╔══
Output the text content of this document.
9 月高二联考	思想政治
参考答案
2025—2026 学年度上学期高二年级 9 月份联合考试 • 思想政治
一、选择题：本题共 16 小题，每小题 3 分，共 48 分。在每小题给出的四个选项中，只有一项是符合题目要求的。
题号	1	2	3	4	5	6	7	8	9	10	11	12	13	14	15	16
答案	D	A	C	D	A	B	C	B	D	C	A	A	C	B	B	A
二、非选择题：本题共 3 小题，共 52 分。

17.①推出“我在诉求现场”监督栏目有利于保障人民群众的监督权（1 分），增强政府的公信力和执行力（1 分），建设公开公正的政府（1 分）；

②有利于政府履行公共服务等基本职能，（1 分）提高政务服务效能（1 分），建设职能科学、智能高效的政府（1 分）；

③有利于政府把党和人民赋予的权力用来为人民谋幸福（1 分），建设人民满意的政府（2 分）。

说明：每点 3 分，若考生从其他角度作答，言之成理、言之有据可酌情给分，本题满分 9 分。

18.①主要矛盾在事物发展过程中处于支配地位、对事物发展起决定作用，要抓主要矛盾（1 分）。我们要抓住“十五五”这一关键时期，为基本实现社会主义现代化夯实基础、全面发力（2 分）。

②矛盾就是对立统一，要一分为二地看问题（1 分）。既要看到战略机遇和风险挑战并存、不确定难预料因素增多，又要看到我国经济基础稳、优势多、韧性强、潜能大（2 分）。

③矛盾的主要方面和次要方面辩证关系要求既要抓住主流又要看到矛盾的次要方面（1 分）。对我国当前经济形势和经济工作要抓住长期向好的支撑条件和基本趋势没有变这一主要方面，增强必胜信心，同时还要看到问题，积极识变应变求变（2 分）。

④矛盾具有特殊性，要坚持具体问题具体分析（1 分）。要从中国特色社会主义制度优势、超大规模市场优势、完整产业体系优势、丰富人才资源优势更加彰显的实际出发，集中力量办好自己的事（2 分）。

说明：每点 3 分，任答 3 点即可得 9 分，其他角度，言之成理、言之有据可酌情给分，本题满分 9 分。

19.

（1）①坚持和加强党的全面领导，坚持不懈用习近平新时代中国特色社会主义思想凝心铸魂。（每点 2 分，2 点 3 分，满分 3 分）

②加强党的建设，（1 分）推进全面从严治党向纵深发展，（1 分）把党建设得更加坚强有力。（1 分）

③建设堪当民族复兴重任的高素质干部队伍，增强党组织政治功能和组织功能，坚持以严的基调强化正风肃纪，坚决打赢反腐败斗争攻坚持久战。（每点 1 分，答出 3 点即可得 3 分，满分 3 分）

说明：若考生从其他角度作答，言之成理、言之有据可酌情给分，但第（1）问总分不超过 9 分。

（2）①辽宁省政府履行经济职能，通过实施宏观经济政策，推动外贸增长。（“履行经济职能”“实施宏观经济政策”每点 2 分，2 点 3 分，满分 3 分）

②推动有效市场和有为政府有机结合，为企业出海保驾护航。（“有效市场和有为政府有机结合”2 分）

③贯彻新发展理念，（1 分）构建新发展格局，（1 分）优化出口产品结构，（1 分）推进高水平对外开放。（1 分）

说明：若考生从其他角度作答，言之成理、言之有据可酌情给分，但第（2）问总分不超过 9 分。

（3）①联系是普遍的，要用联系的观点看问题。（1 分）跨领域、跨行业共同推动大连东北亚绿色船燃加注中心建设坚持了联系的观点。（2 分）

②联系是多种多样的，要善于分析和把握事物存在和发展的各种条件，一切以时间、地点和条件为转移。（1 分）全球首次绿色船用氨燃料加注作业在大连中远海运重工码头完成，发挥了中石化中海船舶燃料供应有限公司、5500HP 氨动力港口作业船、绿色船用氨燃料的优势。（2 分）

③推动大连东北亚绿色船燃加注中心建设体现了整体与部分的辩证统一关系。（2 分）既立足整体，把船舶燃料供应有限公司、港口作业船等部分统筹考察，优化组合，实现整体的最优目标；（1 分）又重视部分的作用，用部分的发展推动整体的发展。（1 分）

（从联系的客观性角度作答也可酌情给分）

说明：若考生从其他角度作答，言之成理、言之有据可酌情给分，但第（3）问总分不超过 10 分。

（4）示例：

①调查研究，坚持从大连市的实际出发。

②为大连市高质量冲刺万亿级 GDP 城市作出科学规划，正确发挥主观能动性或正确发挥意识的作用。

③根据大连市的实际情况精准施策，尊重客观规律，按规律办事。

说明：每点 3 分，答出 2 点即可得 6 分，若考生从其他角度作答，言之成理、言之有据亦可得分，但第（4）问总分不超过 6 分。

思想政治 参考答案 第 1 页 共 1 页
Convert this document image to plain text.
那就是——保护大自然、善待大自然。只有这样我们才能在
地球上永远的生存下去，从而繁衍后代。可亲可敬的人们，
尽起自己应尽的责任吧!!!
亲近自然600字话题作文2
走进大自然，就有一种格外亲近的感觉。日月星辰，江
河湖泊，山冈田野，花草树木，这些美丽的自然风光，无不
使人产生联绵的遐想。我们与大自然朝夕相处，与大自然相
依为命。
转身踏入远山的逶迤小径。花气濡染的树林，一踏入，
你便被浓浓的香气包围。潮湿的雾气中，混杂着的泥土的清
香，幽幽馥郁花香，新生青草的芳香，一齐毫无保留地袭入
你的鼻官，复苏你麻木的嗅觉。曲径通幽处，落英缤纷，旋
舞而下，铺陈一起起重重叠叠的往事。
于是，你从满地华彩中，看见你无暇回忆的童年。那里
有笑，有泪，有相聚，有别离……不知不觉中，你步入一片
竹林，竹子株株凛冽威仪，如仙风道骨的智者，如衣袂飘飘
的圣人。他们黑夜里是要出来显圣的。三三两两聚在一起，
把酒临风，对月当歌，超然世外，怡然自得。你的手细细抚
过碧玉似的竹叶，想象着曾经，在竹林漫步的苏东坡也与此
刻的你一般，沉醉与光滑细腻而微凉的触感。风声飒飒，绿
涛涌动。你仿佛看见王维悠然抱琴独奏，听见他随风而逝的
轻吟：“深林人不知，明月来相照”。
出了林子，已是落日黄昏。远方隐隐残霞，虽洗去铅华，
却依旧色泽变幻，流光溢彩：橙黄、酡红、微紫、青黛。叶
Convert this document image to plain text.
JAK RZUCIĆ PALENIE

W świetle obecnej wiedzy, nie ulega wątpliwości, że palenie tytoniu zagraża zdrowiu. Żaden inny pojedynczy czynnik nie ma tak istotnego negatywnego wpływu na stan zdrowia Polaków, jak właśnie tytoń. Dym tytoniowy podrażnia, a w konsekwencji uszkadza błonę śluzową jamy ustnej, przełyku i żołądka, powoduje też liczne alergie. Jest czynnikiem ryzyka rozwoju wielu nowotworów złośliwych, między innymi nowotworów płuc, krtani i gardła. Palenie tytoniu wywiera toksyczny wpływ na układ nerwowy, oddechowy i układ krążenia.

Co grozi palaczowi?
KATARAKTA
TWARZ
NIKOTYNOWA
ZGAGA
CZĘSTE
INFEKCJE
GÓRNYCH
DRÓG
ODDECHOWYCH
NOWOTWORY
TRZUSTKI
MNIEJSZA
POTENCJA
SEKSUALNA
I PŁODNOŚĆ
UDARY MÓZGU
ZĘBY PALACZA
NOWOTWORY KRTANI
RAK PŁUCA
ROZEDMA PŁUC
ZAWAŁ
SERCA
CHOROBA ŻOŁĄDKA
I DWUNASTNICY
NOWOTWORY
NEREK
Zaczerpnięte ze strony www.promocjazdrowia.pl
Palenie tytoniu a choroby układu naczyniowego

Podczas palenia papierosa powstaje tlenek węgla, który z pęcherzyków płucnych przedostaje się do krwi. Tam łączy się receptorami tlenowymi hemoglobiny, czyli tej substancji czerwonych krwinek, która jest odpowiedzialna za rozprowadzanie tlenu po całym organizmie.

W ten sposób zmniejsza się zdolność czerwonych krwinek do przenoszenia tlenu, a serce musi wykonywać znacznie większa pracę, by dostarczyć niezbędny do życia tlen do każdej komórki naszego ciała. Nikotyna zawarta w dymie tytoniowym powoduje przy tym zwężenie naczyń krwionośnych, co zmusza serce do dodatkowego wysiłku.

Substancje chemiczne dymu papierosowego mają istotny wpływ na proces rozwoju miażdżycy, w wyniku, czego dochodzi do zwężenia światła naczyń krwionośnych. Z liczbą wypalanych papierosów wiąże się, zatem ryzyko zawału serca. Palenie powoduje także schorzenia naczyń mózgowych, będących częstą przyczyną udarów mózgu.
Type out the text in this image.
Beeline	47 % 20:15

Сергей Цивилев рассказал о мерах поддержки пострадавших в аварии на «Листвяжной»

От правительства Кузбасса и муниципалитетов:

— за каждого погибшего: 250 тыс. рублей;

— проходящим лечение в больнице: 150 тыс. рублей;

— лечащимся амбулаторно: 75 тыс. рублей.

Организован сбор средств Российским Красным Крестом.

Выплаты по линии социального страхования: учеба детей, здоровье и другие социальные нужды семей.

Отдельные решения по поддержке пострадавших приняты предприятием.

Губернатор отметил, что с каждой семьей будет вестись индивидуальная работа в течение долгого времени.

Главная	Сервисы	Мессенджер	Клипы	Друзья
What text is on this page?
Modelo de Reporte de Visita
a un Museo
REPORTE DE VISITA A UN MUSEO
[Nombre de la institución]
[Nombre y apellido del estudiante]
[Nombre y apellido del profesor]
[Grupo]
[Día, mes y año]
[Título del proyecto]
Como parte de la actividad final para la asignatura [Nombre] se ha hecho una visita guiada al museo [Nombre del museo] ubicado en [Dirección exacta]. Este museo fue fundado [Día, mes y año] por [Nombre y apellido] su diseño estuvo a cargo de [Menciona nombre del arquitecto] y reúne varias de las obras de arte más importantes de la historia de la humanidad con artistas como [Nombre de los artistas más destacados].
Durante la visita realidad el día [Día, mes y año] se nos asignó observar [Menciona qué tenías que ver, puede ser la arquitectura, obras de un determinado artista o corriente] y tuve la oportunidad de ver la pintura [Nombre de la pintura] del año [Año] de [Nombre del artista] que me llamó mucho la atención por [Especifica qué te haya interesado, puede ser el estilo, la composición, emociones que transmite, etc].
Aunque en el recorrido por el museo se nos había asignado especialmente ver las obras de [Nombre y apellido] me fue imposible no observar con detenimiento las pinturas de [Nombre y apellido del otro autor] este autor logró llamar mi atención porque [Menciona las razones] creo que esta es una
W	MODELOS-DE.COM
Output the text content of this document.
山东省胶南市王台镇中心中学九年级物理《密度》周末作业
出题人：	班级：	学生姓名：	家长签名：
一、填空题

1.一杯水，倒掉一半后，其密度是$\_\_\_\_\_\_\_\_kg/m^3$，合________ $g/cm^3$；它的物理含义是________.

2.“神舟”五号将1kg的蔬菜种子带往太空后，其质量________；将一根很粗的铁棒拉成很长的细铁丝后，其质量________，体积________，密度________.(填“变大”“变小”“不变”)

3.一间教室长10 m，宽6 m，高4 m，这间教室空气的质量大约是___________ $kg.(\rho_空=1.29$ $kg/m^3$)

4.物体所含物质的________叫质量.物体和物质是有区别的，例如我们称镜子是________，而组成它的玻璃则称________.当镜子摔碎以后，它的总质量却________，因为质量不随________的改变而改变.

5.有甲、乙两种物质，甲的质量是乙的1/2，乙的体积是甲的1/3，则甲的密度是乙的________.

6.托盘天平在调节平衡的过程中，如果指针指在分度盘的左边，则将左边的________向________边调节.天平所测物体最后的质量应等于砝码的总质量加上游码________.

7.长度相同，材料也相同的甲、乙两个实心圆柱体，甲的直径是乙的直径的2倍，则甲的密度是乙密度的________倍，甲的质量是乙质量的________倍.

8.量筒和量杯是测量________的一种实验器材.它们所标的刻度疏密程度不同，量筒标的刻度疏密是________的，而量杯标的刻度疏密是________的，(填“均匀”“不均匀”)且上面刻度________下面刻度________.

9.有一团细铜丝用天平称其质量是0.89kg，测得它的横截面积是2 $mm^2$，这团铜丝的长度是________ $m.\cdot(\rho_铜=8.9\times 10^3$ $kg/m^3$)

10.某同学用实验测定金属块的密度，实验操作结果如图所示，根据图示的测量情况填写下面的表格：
╚══
WHAT YOU NEED TO DO: Every line above that contains the word "本题满分" should be reported.

EXERCISE OUTPUT:
说明：每点 3 分，若考生从其他角度作答，言之成理、言之有据可酌情给分，本题满分 9 分。
说明：每点 3 分，任答 3 点即可得 9 分，其他角度，言之成理、言之有据可酌情给分，本题满分 9 分。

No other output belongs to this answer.